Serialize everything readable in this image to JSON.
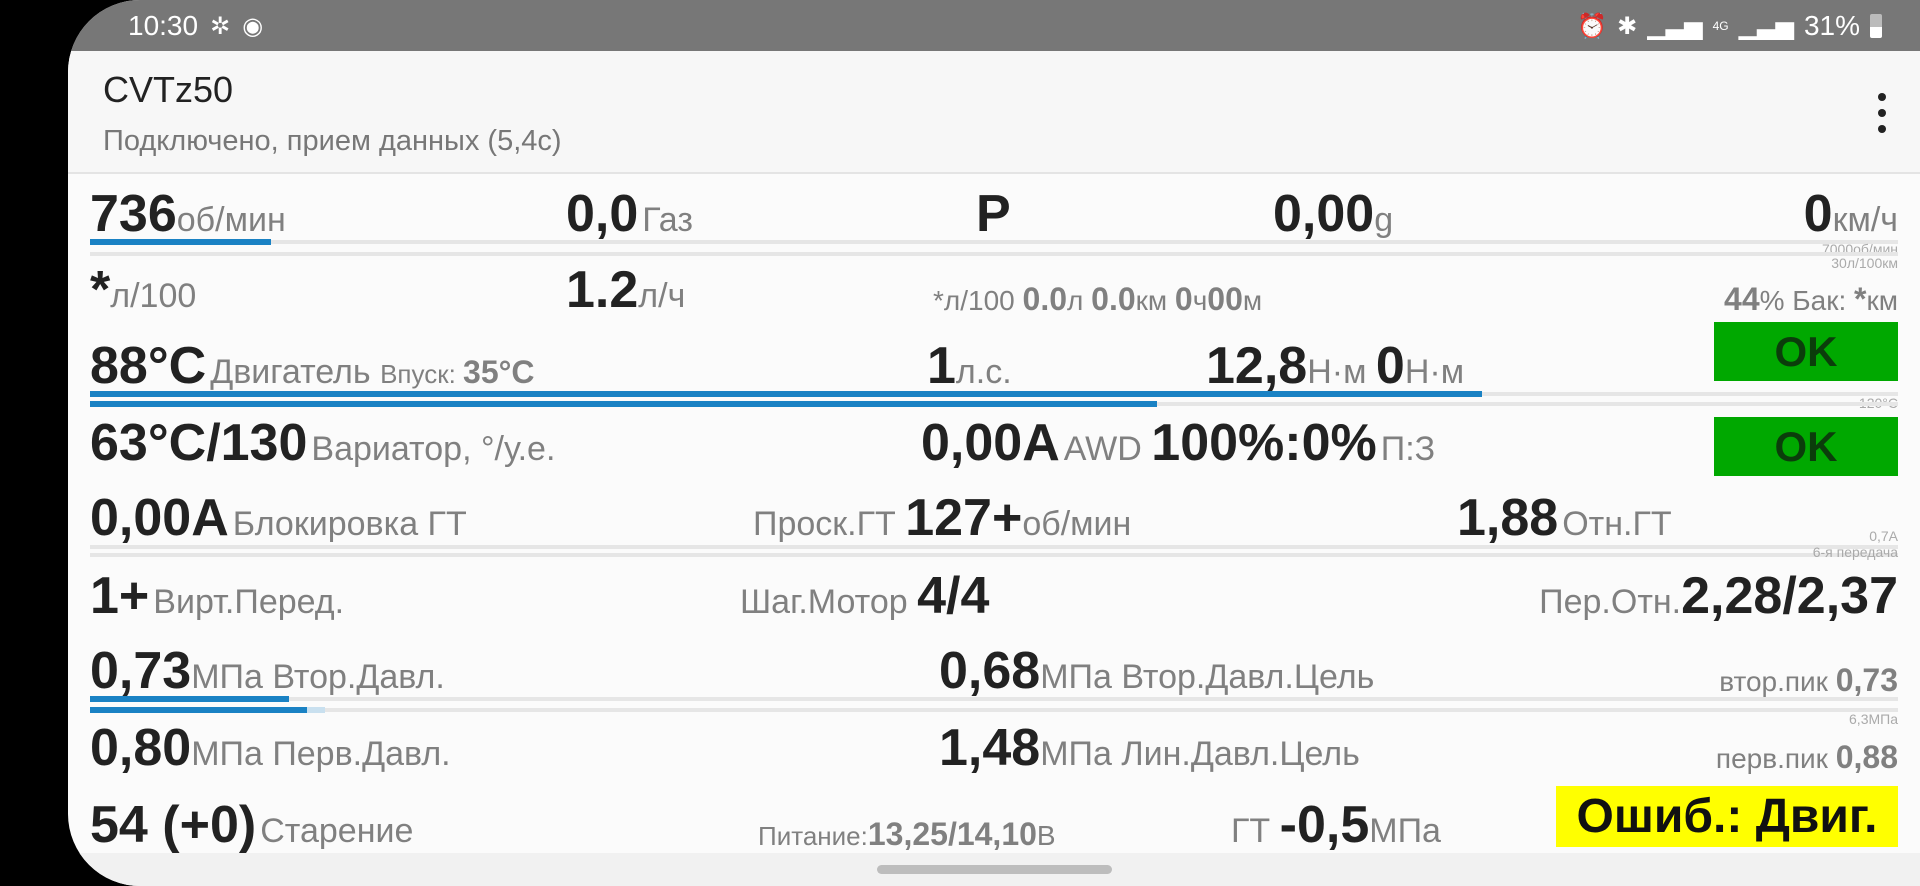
{
  "status_bar": {
    "time": "10:30",
    "left_icons": [
      "fan-icon",
      "spotify-icon"
    ],
    "right_icons": [
      "alarm-icon",
      "bluetooth-icon",
      "signal-icon",
      "4g-icon",
      "signal-icon"
    ],
    "battery": "31%"
  },
  "app_bar": {
    "title": "CVTz50",
    "subtitle": "Подключено, прием данных (5,4с)",
    "menu_icon": "more-vert-icon"
  },
  "rows": [
    {
      "items": [
        {
          "id": "rpm",
          "parts": [
            {
              "text": "736",
              "role": "value"
            },
            {
              "text": "об/мин",
              "role": "unit"
            }
          ]
        },
        {
          "id": "throttle",
          "parts": [
            {
              "text": "0,0",
              "role": "value"
            },
            {
              "text": "Газ",
              "role": "label"
            }
          ]
        },
        {
          "id": "gear-selector",
          "parts": [
            {
              "text": "P",
              "role": "value"
            }
          ]
        },
        {
          "id": "g-force",
          "parts": [
            {
              "text": "0,00",
              "role": "value"
            },
            {
              "text": "g",
              "role": "unit"
            }
          ]
        },
        {
          "id": "speed",
          "parts": [
            {
              "text": "0",
              "role": "value"
            },
            {
              "text": "км/ч",
              "role": "unit"
            }
          ]
        }
      ]
    },
    {
      "items": [
        {
          "id": "fuel-per-100",
          "parts": [
            {
              "text": "*",
              "role": "value"
            },
            {
              "text": "л/100",
              "role": "unit"
            }
          ]
        },
        {
          "id": "fuel-per-hour",
          "parts": [
            {
              "text": "1.2",
              "role": "value"
            },
            {
              "text": "л/ч",
              "role": "unit"
            }
          ]
        },
        {
          "id": "trip",
          "parts": [
            {
              "text": "*",
              "role": "slabel"
            },
            {
              "text": "л/100 ",
              "role": "slabel"
            },
            {
              "text": "0.0",
              "role": "svalue"
            },
            {
              "text": "л ",
              "role": "slabel"
            },
            {
              "text": "0.0",
              "role": "svalue"
            },
            {
              "text": "км ",
              "role": "slabel"
            },
            {
              "text": "0",
              "role": "svalue"
            },
            {
              "text": "ч",
              "role": "slabel"
            },
            {
              "text": "00",
              "role": "svalue"
            },
            {
              "text": "м",
              "role": "slabel"
            }
          ]
        },
        {
          "id": "tank",
          "parts": [
            {
              "text": "44",
              "role": "svalue"
            },
            {
              "text": "% Бак: ",
              "role": "slabel"
            },
            {
              "text": "*",
              "role": "svalue"
            },
            {
              "text": "км",
              "role": "slabel"
            }
          ]
        }
      ]
    },
    {
      "items": [
        {
          "id": "engine-temp",
          "parts": [
            {
              "text": "88°C",
              "role": "value"
            },
            {
              "text": "Двигатель ",
              "role": "label"
            },
            {
              "text": "Впуск: ",
              "role": "tlabel"
            },
            {
              "text": "35°C",
              "role": "svalue"
            }
          ]
        },
        {
          "id": "power",
          "parts": [
            {
              "text": "1",
              "role": "value"
            },
            {
              "text": "л.с.",
              "role": "unit"
            }
          ]
        },
        {
          "id": "torque",
          "parts": [
            {
              "text": "12,8",
              "role": "value"
            },
            {
              "text": "Н·м ",
              "role": "unit"
            },
            {
              "text": "0",
              "role": "value"
            },
            {
              "text": "Н·м",
              "role": "unit"
            }
          ]
        }
      ]
    },
    {
      "items": [
        {
          "id": "cvt-temp",
          "parts": [
            {
              "text": "63°C/130",
              "role": "value"
            },
            {
              "text": "Вариатор, °/у.е.",
              "role": "label"
            }
          ]
        },
        {
          "id": "awd",
          "parts": [
            {
              "text": "0,00A",
              "role": "value"
            },
            {
              "text": "AWD ",
              "role": "label"
            },
            {
              "text": "100%:0%",
              "role": "value"
            },
            {
              "text": "П:З",
              "role": "label"
            }
          ]
        }
      ]
    },
    {
      "items": [
        {
          "id": "lockup",
          "parts": [
            {
              "text": "0,00A",
              "role": "value"
            },
            {
              "text": "Блокировка ГТ",
              "role": "label"
            }
          ]
        },
        {
          "id": "tc-slip",
          "parts": [
            {
              "text": "Проск.ГТ ",
              "role": "label"
            },
            {
              "text": "127+",
              "role": "value"
            },
            {
              "text": "об/мин",
              "role": "unit"
            }
          ]
        },
        {
          "id": "tc-ratio",
          "parts": [
            {
              "text": "1,88",
              "role": "value"
            },
            {
              "text": "Отн.ГТ",
              "role": "label"
            }
          ]
        }
      ]
    },
    {
      "items": [
        {
          "id": "virtual-gear",
          "parts": [
            {
              "text": "1+",
              "role": "value"
            },
            {
              "text": "Вирт.Перед.",
              "role": "label"
            }
          ]
        },
        {
          "id": "stepper",
          "parts": [
            {
              "text": "Шаг.Мотор ",
              "role": "label"
            },
            {
              "text": "4/4",
              "role": "value"
            }
          ]
        },
        {
          "id": "gear-ratio",
          "parts": [
            {
              "text": "Пер.Отн.",
              "role": "label"
            },
            {
              "text": "2,28/2,37",
              "role": "value"
            }
          ]
        }
      ]
    },
    {
      "items": [
        {
          "id": "sec-pressure",
          "parts": [
            {
              "text": "0,73",
              "role": "value"
            },
            {
              "text": "МПа Втор.Давл.",
              "role": "unit"
            }
          ]
        },
        {
          "id": "sec-pressure-target",
          "parts": [
            {
              "text": "0,68",
              "role": "value"
            },
            {
              "text": "МПа Втор.Давл.Цель",
              "role": "unit"
            }
          ]
        },
        {
          "id": "sec-peak",
          "parts": [
            {
              "text": "втор.пик ",
              "role": "slabel"
            },
            {
              "text": "0,73",
              "role": "svalue"
            }
          ]
        }
      ]
    },
    {
      "items": [
        {
          "id": "pri-pressure",
          "parts": [
            {
              "text": "0,80",
              "role": "value"
            },
            {
              "text": "МПа Перв.Давл.",
              "role": "unit"
            }
          ]
        },
        {
          "id": "line-pressure-target",
          "parts": [
            {
              "text": "1,48",
              "role": "value"
            },
            {
              "text": "МПа Лин.Давл.Цель",
              "role": "unit"
            }
          ]
        },
        {
          "id": "pri-peak",
          "parts": [
            {
              "text": "перв.пик ",
              "role": "slabel"
            },
            {
              "text": "0,88",
              "role": "svalue"
            }
          ]
        }
      ]
    },
    {
      "items": [
        {
          "id": "aging",
          "parts": [
            {
              "text": "54 (+0)",
              "role": "value"
            },
            {
              "text": "Старение",
              "role": "label"
            }
          ]
        },
        {
          "id": "voltage",
          "parts": [
            {
              "text": "Питание:",
              "role": "tlabel"
            },
            {
              "text": "13,25/14,10",
              "role": "svalue"
            },
            {
              "text": "В",
              "role": "slabel"
            }
          ]
        },
        {
          "id": "tc-pressure",
          "parts": [
            {
              "text": "ГТ ",
              "role": "label"
            },
            {
              "text": "-0,5",
              "role": "value"
            },
            {
              "text": "МПа",
              "role": "unit"
            }
          ]
        }
      ]
    }
  ],
  "gauges": [
    {
      "id": "rpm-gauge",
      "max_label": "7000об/мин",
      "fill_percent": 10
    },
    {
      "id": "fuel-gauge",
      "max_label": "30л/100км",
      "fill_percent": 0
    },
    {
      "id": "engine-temp-gauge",
      "max_label": "120°C",
      "fill_percent": 77
    },
    {
      "id": "cvt-temp-gauge",
      "max_label": "",
      "fill_percent": 59
    },
    {
      "id": "lockup-gauge",
      "max_label": "0,7А",
      "fill_percent": 0
    },
    {
      "id": "gear-gauge",
      "max_label": "6-я передача",
      "fill_percent": 0
    },
    {
      "id": "sec-pressure-gauge",
      "max_label": "6,3МПа",
      "fill_percent": 11,
      "secondary_percent": 0
    },
    {
      "id": "pri-pressure-gauge",
      "max_label": "",
      "fill_percent": 12,
      "secondary_percent": 13
    }
  ],
  "badges": {
    "engine_status": "OK",
    "cvt_status": "OK",
    "error": "Ошиб.: Двиг."
  },
  "colors": {
    "accent": "#1a82c4",
    "ok": "#00a800",
    "error": "#ffff00",
    "status_bar": "#777777"
  }
}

============================================================

Aim.
Return only the number of lines in the data above that include the word "gear".

Solution.
4